Extracted data:
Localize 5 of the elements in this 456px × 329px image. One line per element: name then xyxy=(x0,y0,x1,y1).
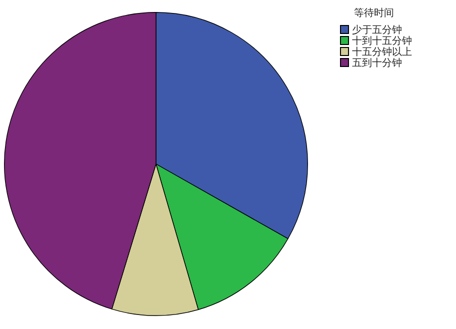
legend-label: 十到十五分钟 xyxy=(352,35,412,46)
legend-label: 少于五分钟 xyxy=(352,24,402,36)
legend-label: 五到十分钟 xyxy=(352,56,402,70)
legend-title: 等待时间 xyxy=(354,6,395,20)
legend-label: 十五分钟以上 xyxy=(352,46,412,58)
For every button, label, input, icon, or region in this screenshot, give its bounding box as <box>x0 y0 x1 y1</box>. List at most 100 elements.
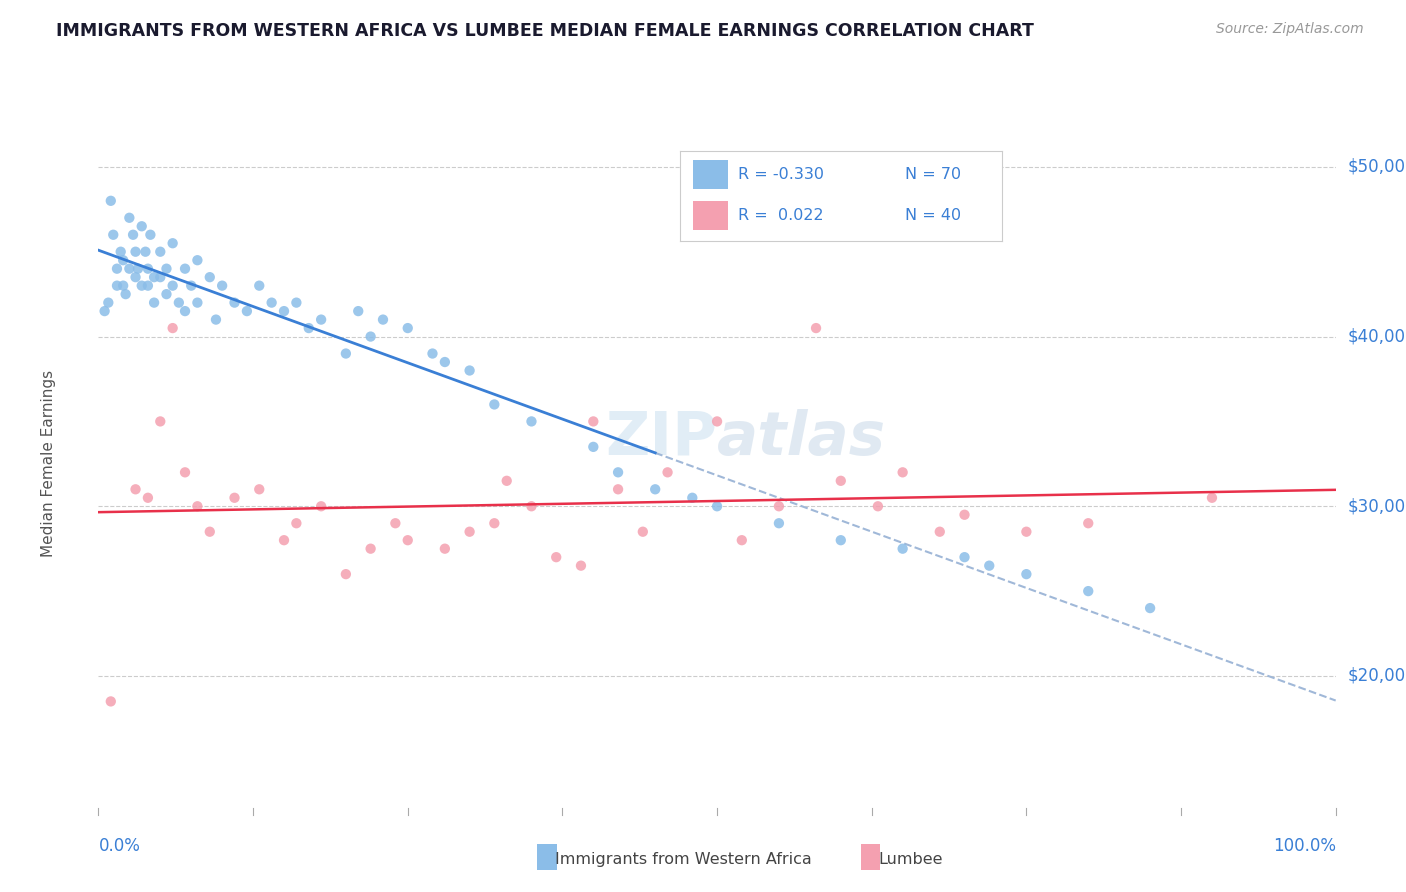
Text: $50,000: $50,000 <box>1348 158 1406 176</box>
Text: $20,000: $20,000 <box>1348 667 1406 685</box>
Point <box>681 491 703 505</box>
Point <box>100 194 122 208</box>
Point <box>127 261 149 276</box>
Point <box>103 227 125 242</box>
Point <box>174 261 197 276</box>
Point <box>149 244 172 259</box>
Point <box>112 253 135 268</box>
Point <box>205 312 228 326</box>
Point <box>224 491 246 505</box>
Point <box>706 414 728 428</box>
Point <box>1077 584 1099 599</box>
Text: 0.0%: 0.0% <box>98 838 141 855</box>
Point <box>186 295 208 310</box>
Point <box>198 524 221 539</box>
Bar <box>693 202 728 230</box>
Point <box>569 558 592 573</box>
Point <box>211 278 233 293</box>
Point <box>124 483 146 497</box>
Point <box>124 270 146 285</box>
Point <box>155 287 177 301</box>
Point <box>731 533 754 548</box>
Point <box>347 304 370 318</box>
Point <box>891 541 914 556</box>
Point <box>131 278 153 293</box>
Point <box>928 524 950 539</box>
Point <box>124 244 146 259</box>
Point <box>360 329 382 343</box>
Point <box>582 440 605 454</box>
Point <box>198 270 221 285</box>
Point <box>458 363 481 377</box>
Point <box>143 270 166 285</box>
Point <box>830 533 852 548</box>
Bar <box>693 160 728 189</box>
Point <box>136 261 159 276</box>
Point <box>1015 524 1038 539</box>
Point <box>309 312 332 326</box>
Point <box>162 278 184 293</box>
Point <box>134 244 156 259</box>
Point <box>891 466 914 480</box>
Point <box>1077 516 1099 531</box>
Point <box>174 466 197 480</box>
Point <box>273 304 295 318</box>
Point <box>866 500 889 514</box>
Text: N = 40: N = 40 <box>905 209 962 223</box>
Point <box>100 694 122 708</box>
Point <box>118 261 141 276</box>
Point <box>105 278 128 293</box>
Point <box>162 321 184 335</box>
Text: IMMIGRANTS FROM WESTERN AFRICA VS LUMBEE MEDIAN FEMALE EARNINGS CORRELATION CHAR: IMMIGRANTS FROM WESTERN AFRICA VS LUMBEE… <box>56 22 1035 40</box>
Point <box>607 483 630 497</box>
Point <box>433 541 456 556</box>
Point <box>1201 491 1223 505</box>
Point <box>309 500 332 514</box>
Point <box>112 278 135 293</box>
Point <box>520 500 543 514</box>
Point <box>607 466 630 480</box>
Point <box>180 278 202 293</box>
Point <box>93 304 115 318</box>
Point <box>582 414 605 428</box>
Point <box>224 295 246 310</box>
Text: R = -0.330: R = -0.330 <box>738 167 824 182</box>
Point <box>273 533 295 548</box>
Point <box>953 550 976 565</box>
Text: R =  0.022: R = 0.022 <box>738 209 824 223</box>
Point <box>804 321 827 335</box>
Text: Immigrants from Western Africa: Immigrants from Western Africa <box>555 852 813 867</box>
Point <box>136 491 159 505</box>
Point <box>118 211 141 225</box>
Text: atlas: atlas <box>717 409 886 468</box>
Point <box>495 474 517 488</box>
Point <box>433 355 456 369</box>
Point <box>143 295 166 310</box>
Point <box>122 227 145 242</box>
Text: $30,000: $30,000 <box>1348 497 1406 516</box>
Point <box>167 295 190 310</box>
Point <box>396 321 419 335</box>
Point <box>706 500 728 514</box>
Point <box>236 304 259 318</box>
Text: ZIP: ZIP <box>605 409 717 468</box>
Point <box>953 508 976 522</box>
Point <box>979 558 1001 573</box>
Point <box>298 321 321 335</box>
Point <box>422 346 444 360</box>
Point <box>186 253 208 268</box>
Point <box>360 541 382 556</box>
Point <box>149 270 172 285</box>
Point <box>105 261 128 276</box>
Point <box>335 346 357 360</box>
Text: 100.0%: 100.0% <box>1272 838 1336 855</box>
Point <box>114 287 136 301</box>
Point <box>546 550 568 565</box>
Point <box>631 524 654 539</box>
Point <box>484 516 506 531</box>
Text: Median Female Earnings: Median Female Earnings <box>41 370 56 558</box>
Point <box>162 236 184 251</box>
Point <box>260 295 283 310</box>
Point <box>149 414 172 428</box>
Point <box>139 227 162 242</box>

Your objective: Reproduce everything from the start of the records down to the line containing "For every button, label, input, icon, or", replacing "Localize" with "Locate" and keeping all else unchanged. Leave the pictures out of the answer.

Solution for this task:
Locate 5 of the elements in this 456px × 329px image. One line per element: name then xyxy=(x0,y0,x1,y1).
legend-label: 十到十五分钟 xyxy=(352,35,412,46)
legend-label: 少于五分钟 xyxy=(352,24,402,36)
legend-label: 五到十分钟 xyxy=(352,56,402,70)
legend-title: 等待时间 xyxy=(354,6,395,20)
legend-label: 十五分钟以上 xyxy=(352,46,412,58)
For every button, label, input, icon, or region in this screenshot, give its bounding box as <box>x0 y0 x1 y1</box>. List at most 100 elements.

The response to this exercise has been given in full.